Collect every line of the items below that contains the word "today", and copy each one in full.

#### [Element region listings]

⟨

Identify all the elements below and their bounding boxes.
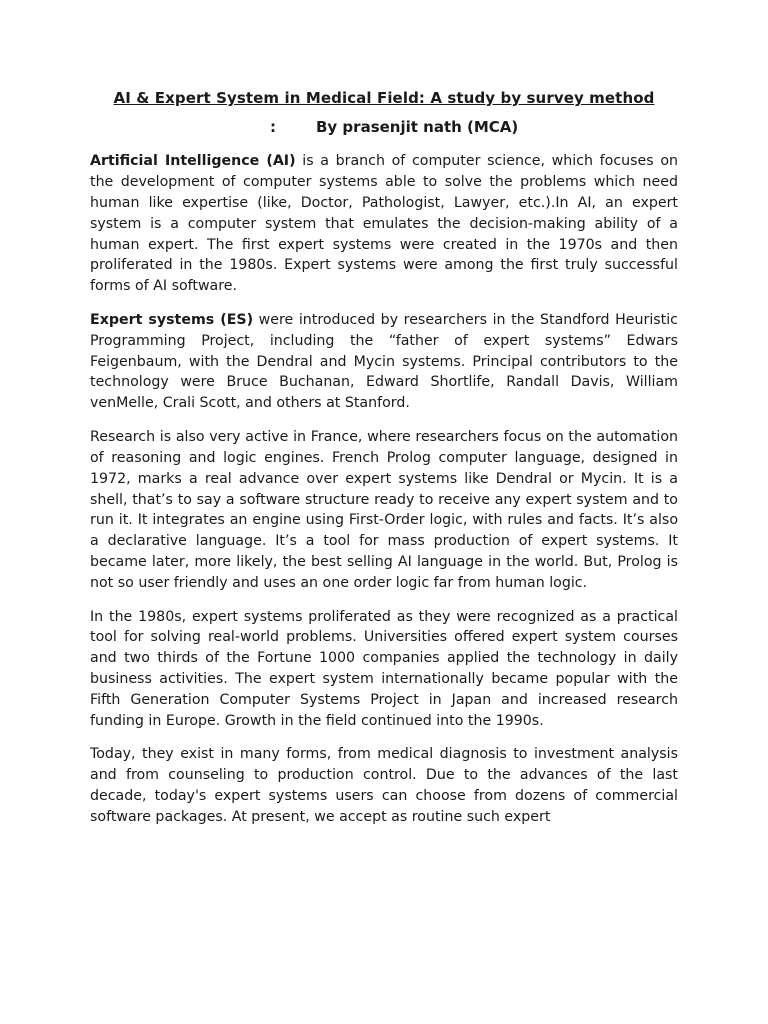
paragraph-text: In the 1980s, expert systems proliferated as they were recognized as a practical tool for solving real-world problems. Universities offered expert system courses and two thirds of the Fortune 1000 companies applied the technology in daily business activities. The expert system internationally became popular with the Fifth Generation Computer Systems Project in Japan and increased research funding in Europe. Growth in the field continued into the 1990s.	[90, 608, 678, 730]
paragraph-lead: Artificial Intelligence (AI)	[90, 152, 296, 169]
paragraph-text: Today, they exist in many forms, from medical diagnosis to investment analysis and from counseling to production control. Due to the advances of the last decade, today's expert systems users can choose from dozens of commercial software packages. At present, we accept as routine such expert	[90, 746, 678, 826]
paragraph-ai-intro	[90, 151, 678, 297]
document-title: AI & Expert System in Medical Field: A study by survey method	[113, 89, 655, 107]
document-page	[90, 88, 678, 841]
paragraph-1980s	[90, 607, 678, 732]
paragraph-text: were introduced by researchers in the Standford Heuristic Programming Project, including the “father of expert systems” Edwars Feigenbaum, with the Dendral and Mycin systems. Principal contributors to the technology were Bruce Buchanan, Edward Shortlife, Randall Davis, William venMelle, Crali Scott, and others at Stanford.	[90, 311, 678, 412]
paragraph-text: is a branch of computer science, which focuses on the development of computer systems able to solve the problems which need human like expertise (like, Doctor, Pathologist, Lawyer, etc.).In AI, an expert system is a computer system that emulates the decision-making ability of a human expert. The first expert systems were created in the 1970s and then proliferated in the 1980s. Expert systems were among the first truly successful forms of AI software.	[90, 152, 678, 295]
author-name: By prasenjit nath (MCA)	[316, 117, 519, 136]
paragraph-lead: Expert systems (ES)	[90, 311, 254, 328]
byline-colon: :	[270, 117, 276, 136]
paragraph-text: Research is also very active in France, where researchers focus on the automation of reasoning and logic engines. French Prolog computer language, designed in 1972, marks a real advance over expert systems like Dendral or Mycin. It is a shell, that’s to say a software structure ready to receive any expert system and to run it. It integrates an engine using First-Order logic, with rules and facts. It’s also a declarative language. It’s a tool for mass production of expert systems. It became later, more likely, the best selling AI language in the world. But, Prolog is not so user friendly and uses an one order logic far from human logic.	[90, 428, 678, 592]
paragraph-expert-systems	[90, 310, 678, 415]
byline	[90, 117, 678, 139]
paragraph-france-research	[90, 427, 678, 594]
paragraph-today	[90, 744, 678, 828]
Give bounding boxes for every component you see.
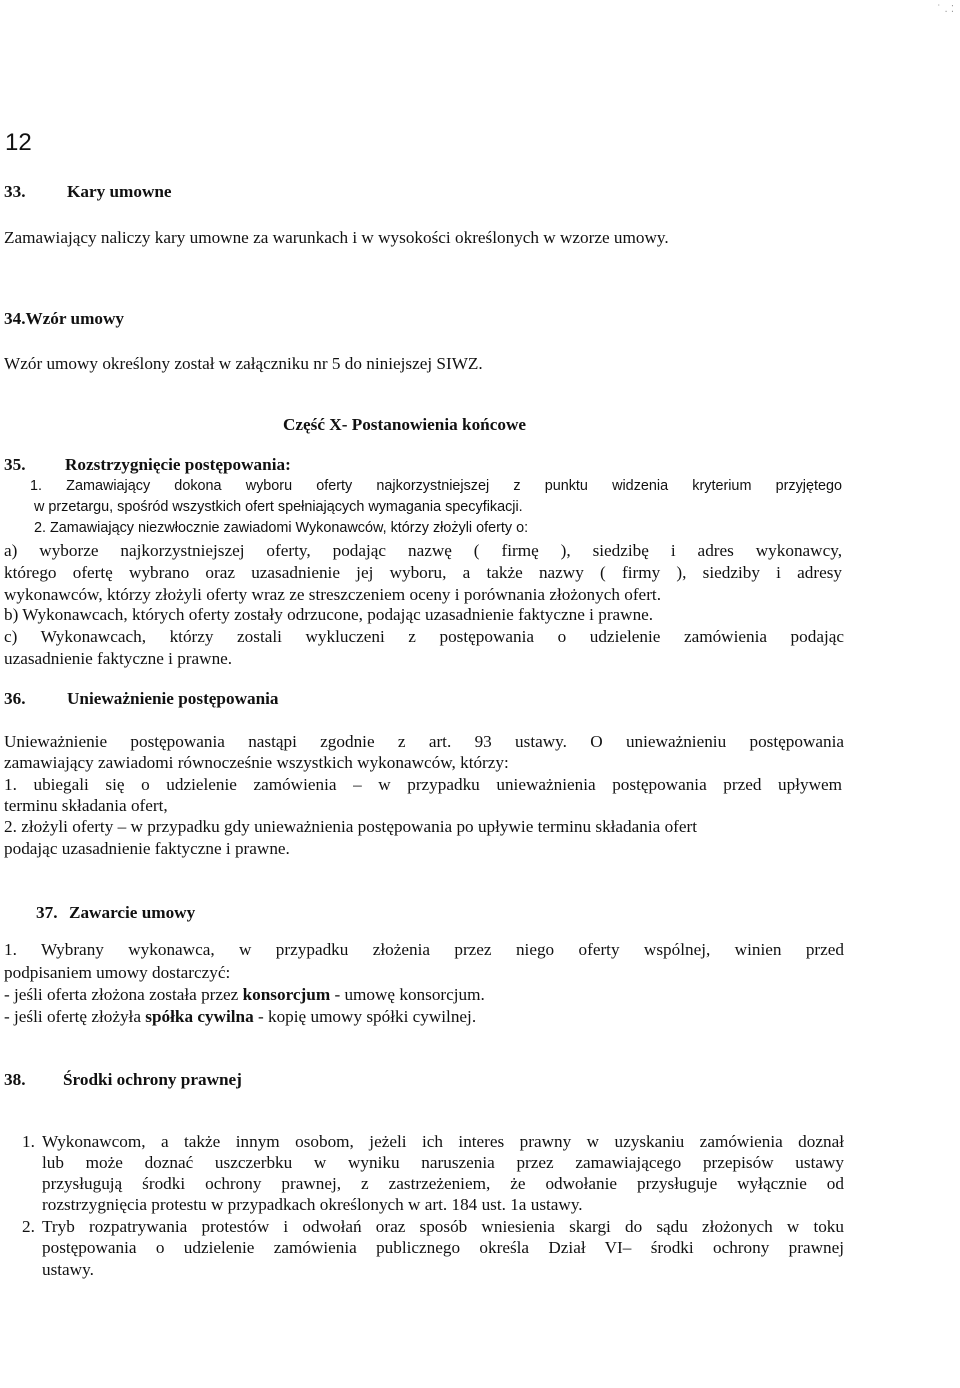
section-38-item-2-line-3: ustawy. xyxy=(42,1260,94,1279)
section-36-line-2: zamawiający zawiadomi równocześnie wszystkich wykonawców, którzy: xyxy=(4,753,509,772)
section-37-civil-partnership: spółka cywilna xyxy=(145,1007,254,1026)
section-35-line-2: w przetargu, spośród wszystkich ofert spełniających wymagania specyfikacji. xyxy=(34,499,523,515)
section-35-line-8: c) Wykonawcach, którzy zostali wykluczeni z postępowania o udzielenie zamówienia podając xyxy=(4,627,844,646)
section-35-line-7: b) Wykonawcach, których oferty zostały odrzucone, podając uzasadnienie faktyczne i prawne. xyxy=(4,605,654,624)
section-37-line-4-pre: - jeśli ofertę złożyła xyxy=(4,1007,146,1026)
section-37-line-3-pre: - jeśli oferta złożona została przez xyxy=(4,985,243,1004)
section-36-title: Unieważnienie postępowania xyxy=(67,689,279,708)
section-35-line-6: wykonawców, którzy złożyli oferty wraz ze streszczeniem oceny i porównania złożonych ofert. xyxy=(4,585,661,604)
section-35-line-9: uzasadnienie faktyczne i prawne. xyxy=(4,649,233,668)
scan-specks: ˙ . ⁚ xyxy=(936,4,954,15)
page-number: 12 xyxy=(5,129,32,156)
section-38-item-1-line-1: Wykonawcom, a także innym osobom, jeżeli ich interes prawny w uzyskaniu zamówienia doznał xyxy=(42,1132,844,1151)
section-35-number: 35. xyxy=(4,455,26,474)
section-37-line-2: podpisaniem umowy dostarczyć: xyxy=(4,963,231,982)
section-38-item-1-line-3: przysługują środki ochrony prawnej, z zastrzeżeniem, że odwołanie przysługuje wyłącznie od xyxy=(42,1174,844,1193)
section-36-line-1: Unieważnienie postępowania nastąpi zgodnie z art. 93 ustawy. O unieważnieniu postępowania xyxy=(4,732,844,751)
section-37-line-4 xyxy=(4,1006,476,1027)
section-37-line-1: 1. Wybrany wykonawca, w przypadku złożenia przez niego oferty wspólnej, winien przed xyxy=(4,940,844,959)
section-38-item-1-number: 1. xyxy=(22,1132,35,1151)
section-38-item-1-line-2: lub może doznać uszczerbku w wyniku naruszenia przez zamawiającego przepisów ustawy xyxy=(42,1153,844,1172)
section-37-line-3-post: - umowę konsorcjum. xyxy=(330,985,485,1004)
section-33-number: 33. xyxy=(4,182,26,201)
section-33-text: Zamawiający naliczy kary umowne za warunkach i w wysokości określonych w wzorze umowy. xyxy=(4,228,669,247)
section-36-line-3: 1. ubiegali się o udzielenie zamówienia – w przypadku unieważnienia postępowania przed upływem xyxy=(4,775,842,794)
section-38-number: 38. xyxy=(4,1070,26,1089)
section-38-item-2-line-1: Tryb rozpatrywania protestów i odwołań oraz sposób wniesienia skargi do sądu złożonych w toku xyxy=(42,1217,844,1236)
section-36-line-5: 2. złożyli oferty – w przypadku gdy unieważnienia postępowania po upływie terminu składania ofert xyxy=(4,817,698,836)
section-37-title: Zawarcie umowy xyxy=(69,903,196,922)
section-35-title: Rozstrzygnięcie postępowania: xyxy=(65,455,291,474)
section-34-text: Wzór umowy określony został w załączniku nr 5 do niniejszej SIWZ. xyxy=(4,354,483,373)
section-35-line-3: 2. Zamawiający niezwłocznie zawiadomi Wykonawców, którzy złożyli oferty o: xyxy=(34,520,529,536)
section-35-line-5: którego ofertę wybrano oraz uzasadnienie jej wyboru, a także nazwy ( firmy ), siedziby i adresy xyxy=(4,563,842,582)
section-37-line-3 xyxy=(4,984,485,1005)
section-36-number: 36. xyxy=(4,689,26,708)
section-36-line-6: podając uzasadnienie faktyczne i prawne. xyxy=(4,839,290,858)
section-37-number: 37. xyxy=(36,903,58,922)
section-36-line-4: terminu składania ofert, xyxy=(4,796,168,815)
section-35-line-4: a) wyborze najkorzystniejszej oferty, podając nazwę ( firmę ), siedzibę i adres wykonawcy, xyxy=(4,541,842,560)
part-title: Część X- Postanowienia końcowe xyxy=(283,415,526,434)
section-35-line-1: 1. Zamawiający dokona wyboru oferty najkorzystniejszej z punktu widzenia kryterium przyjętego xyxy=(30,478,842,494)
section-37-consortium: konsorcjum xyxy=(242,985,331,1004)
section-38-item-1-line-4: rozstrzygnięcia protestu w przypadkach określonych w art. 184 ust. 1a ustawy. xyxy=(42,1195,583,1214)
section-33-title: Kary umowne xyxy=(67,182,172,201)
section-37-line-4-post: - kopię umowy spółki cywilnej. xyxy=(253,1007,477,1026)
section-38-item-2-line-2: postępowania o udzielenie zamówienia publicznego określa Dział VI– środki ochrony prawnej xyxy=(42,1238,844,1257)
section-34-heading: 34.Wzór umowy xyxy=(4,309,124,328)
section-38-title: Środki ochrony prawnej xyxy=(63,1070,242,1089)
section-38-item-2-number: 2. xyxy=(22,1217,35,1236)
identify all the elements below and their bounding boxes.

⟩

#### [RESULT BELOW]
paragraph-text: Today, they exist in many forms, from medical diagnosis to investment analysis and from counseling to production control. Due to the advances of the last decade, today's expert systems users can choose from dozens of commercial software packages. At present, we accept as routine such expert	[90, 746, 678, 826]
paragraph-today	[90, 744, 678, 828]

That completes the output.